[START ENTRIES]
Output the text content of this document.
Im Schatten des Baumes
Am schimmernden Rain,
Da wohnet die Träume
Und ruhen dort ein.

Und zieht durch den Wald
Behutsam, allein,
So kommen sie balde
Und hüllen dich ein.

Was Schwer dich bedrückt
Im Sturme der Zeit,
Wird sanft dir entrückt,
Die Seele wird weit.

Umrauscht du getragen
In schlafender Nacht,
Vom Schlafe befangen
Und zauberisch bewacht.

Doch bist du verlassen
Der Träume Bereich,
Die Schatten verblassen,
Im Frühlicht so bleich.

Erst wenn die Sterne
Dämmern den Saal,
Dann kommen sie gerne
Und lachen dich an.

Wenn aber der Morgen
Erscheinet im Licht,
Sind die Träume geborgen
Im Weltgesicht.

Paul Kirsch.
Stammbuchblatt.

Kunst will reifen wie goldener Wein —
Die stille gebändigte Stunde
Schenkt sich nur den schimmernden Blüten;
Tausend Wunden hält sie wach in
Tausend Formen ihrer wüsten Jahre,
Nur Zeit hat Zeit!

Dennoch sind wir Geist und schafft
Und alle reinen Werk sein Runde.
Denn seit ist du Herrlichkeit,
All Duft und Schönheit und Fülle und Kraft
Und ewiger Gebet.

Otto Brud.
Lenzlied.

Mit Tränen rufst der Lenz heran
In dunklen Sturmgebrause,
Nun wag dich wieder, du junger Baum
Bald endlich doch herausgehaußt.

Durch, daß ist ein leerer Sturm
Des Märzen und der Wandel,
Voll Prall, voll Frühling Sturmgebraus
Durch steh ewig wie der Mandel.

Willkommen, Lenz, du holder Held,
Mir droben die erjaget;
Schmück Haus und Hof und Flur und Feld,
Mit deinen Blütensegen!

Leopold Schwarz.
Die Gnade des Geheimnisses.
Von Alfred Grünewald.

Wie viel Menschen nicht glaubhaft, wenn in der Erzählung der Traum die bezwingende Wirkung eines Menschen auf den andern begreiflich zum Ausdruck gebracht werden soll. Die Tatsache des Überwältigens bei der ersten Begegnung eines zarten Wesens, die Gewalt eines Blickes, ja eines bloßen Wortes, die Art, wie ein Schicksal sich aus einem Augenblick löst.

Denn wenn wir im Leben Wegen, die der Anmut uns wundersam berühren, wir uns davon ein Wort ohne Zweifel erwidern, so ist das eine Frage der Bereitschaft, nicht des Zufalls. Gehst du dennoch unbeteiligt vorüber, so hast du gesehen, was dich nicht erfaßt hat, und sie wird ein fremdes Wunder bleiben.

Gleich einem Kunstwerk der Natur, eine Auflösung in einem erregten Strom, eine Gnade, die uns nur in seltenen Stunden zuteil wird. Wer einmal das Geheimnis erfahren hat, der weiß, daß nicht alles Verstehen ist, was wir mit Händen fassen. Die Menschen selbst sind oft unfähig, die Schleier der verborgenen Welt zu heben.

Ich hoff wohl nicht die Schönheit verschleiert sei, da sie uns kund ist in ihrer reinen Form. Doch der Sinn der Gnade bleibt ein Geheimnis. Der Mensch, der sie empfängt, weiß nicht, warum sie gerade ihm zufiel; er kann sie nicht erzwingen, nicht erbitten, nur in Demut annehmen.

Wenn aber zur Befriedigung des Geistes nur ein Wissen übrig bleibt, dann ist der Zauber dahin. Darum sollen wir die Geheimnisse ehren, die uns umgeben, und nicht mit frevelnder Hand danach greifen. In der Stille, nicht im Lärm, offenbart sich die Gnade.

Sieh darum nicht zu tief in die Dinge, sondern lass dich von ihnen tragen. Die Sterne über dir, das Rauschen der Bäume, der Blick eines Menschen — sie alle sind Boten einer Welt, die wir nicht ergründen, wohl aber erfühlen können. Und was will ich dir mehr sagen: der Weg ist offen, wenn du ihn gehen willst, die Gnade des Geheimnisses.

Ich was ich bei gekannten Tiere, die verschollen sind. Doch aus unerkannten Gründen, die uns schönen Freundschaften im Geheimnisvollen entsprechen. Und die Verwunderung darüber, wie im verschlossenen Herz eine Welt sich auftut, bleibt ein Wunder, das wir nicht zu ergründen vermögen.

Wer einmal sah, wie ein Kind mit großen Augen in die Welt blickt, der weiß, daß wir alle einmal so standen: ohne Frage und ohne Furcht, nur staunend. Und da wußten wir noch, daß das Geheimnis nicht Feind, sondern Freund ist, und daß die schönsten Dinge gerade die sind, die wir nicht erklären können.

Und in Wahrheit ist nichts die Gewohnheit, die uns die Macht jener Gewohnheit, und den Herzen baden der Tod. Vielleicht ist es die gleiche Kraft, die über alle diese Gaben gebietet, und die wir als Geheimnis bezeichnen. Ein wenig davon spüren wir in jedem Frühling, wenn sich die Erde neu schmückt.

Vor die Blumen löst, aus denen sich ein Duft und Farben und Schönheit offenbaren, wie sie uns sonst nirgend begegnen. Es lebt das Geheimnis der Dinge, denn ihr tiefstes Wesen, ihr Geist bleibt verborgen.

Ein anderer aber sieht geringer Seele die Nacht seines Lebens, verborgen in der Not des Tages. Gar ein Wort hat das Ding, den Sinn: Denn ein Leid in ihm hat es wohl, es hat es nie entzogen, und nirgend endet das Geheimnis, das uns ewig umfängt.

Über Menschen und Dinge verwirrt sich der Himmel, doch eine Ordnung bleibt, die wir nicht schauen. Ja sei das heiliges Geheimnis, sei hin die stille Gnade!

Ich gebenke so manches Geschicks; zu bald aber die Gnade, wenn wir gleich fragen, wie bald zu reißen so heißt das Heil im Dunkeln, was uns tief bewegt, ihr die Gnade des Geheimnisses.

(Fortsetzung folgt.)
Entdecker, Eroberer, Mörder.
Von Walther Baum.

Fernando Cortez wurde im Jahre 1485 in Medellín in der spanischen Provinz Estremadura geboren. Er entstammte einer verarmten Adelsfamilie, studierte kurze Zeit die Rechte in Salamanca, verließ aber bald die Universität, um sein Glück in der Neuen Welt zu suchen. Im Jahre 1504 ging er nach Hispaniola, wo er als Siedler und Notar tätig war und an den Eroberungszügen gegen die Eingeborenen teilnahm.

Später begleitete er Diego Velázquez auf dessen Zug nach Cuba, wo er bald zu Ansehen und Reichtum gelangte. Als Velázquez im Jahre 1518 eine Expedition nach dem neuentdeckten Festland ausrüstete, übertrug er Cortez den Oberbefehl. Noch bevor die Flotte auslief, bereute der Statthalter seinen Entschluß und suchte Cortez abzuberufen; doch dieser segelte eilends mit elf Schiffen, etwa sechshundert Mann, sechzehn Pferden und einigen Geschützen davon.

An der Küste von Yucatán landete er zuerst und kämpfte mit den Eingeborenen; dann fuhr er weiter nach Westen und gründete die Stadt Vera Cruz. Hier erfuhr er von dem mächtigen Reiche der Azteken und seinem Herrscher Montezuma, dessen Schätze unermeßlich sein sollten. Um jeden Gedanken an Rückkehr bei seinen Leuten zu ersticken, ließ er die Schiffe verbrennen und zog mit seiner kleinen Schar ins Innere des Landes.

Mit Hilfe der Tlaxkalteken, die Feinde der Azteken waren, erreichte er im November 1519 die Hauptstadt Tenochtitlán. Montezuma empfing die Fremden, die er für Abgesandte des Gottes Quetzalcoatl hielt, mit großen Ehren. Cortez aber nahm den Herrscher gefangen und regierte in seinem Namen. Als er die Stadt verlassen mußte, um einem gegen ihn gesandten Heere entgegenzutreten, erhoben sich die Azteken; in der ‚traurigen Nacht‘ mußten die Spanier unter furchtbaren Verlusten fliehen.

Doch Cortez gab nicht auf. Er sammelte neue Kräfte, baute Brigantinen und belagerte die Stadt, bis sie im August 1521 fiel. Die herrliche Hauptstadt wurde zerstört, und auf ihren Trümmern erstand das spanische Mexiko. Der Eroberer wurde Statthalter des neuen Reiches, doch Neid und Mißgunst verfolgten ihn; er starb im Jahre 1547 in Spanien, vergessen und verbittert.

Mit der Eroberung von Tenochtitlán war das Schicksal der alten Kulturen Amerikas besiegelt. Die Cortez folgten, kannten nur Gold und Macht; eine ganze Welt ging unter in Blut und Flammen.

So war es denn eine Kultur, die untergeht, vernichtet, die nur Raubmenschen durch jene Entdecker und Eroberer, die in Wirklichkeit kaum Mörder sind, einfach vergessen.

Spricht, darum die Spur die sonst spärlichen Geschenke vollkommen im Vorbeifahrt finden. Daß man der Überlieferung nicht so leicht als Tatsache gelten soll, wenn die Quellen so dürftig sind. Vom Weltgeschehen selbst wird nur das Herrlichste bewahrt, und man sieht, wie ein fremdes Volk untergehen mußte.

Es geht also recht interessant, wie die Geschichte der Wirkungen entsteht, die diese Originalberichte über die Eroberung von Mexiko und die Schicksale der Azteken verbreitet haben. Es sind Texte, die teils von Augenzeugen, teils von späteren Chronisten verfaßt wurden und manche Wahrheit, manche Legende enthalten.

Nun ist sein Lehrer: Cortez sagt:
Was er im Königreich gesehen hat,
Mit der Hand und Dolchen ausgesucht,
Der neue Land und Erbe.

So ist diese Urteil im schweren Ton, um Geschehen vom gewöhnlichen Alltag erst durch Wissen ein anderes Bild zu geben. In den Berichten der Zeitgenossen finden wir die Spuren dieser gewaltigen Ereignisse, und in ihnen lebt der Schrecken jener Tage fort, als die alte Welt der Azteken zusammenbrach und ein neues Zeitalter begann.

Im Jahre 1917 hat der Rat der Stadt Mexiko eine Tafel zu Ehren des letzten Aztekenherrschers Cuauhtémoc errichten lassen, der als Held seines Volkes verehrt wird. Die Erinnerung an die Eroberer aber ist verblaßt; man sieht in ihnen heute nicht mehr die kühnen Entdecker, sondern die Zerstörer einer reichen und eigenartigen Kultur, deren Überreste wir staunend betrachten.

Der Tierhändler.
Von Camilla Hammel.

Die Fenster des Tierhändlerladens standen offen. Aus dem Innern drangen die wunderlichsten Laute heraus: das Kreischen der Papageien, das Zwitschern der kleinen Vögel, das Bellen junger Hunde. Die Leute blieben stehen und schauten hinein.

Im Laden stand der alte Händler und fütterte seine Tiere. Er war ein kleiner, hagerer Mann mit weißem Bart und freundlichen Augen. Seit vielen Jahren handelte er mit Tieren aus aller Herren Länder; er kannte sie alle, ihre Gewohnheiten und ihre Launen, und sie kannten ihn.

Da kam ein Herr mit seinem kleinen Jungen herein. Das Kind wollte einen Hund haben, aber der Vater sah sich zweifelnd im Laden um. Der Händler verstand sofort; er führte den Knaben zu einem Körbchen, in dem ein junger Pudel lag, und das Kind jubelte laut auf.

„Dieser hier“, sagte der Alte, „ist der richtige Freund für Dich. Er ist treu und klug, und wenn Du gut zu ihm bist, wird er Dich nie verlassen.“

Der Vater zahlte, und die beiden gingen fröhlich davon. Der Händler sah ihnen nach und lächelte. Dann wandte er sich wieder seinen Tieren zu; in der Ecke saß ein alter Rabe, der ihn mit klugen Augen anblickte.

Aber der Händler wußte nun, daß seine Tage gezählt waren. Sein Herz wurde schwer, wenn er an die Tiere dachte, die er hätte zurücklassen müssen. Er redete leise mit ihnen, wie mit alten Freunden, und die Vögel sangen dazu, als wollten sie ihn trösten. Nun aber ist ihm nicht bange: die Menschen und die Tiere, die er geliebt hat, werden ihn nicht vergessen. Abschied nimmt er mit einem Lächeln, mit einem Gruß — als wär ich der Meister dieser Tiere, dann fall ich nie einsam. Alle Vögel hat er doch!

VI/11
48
[END ENTRIES]
**GIVEN EXERCISE:** Sift the material for lines with the string "Träume". Copy each one found.

**WRITTEN ANSWER:**
Da wohnet die Träume
Der Träume Bereich,
Sind die Träume geborgen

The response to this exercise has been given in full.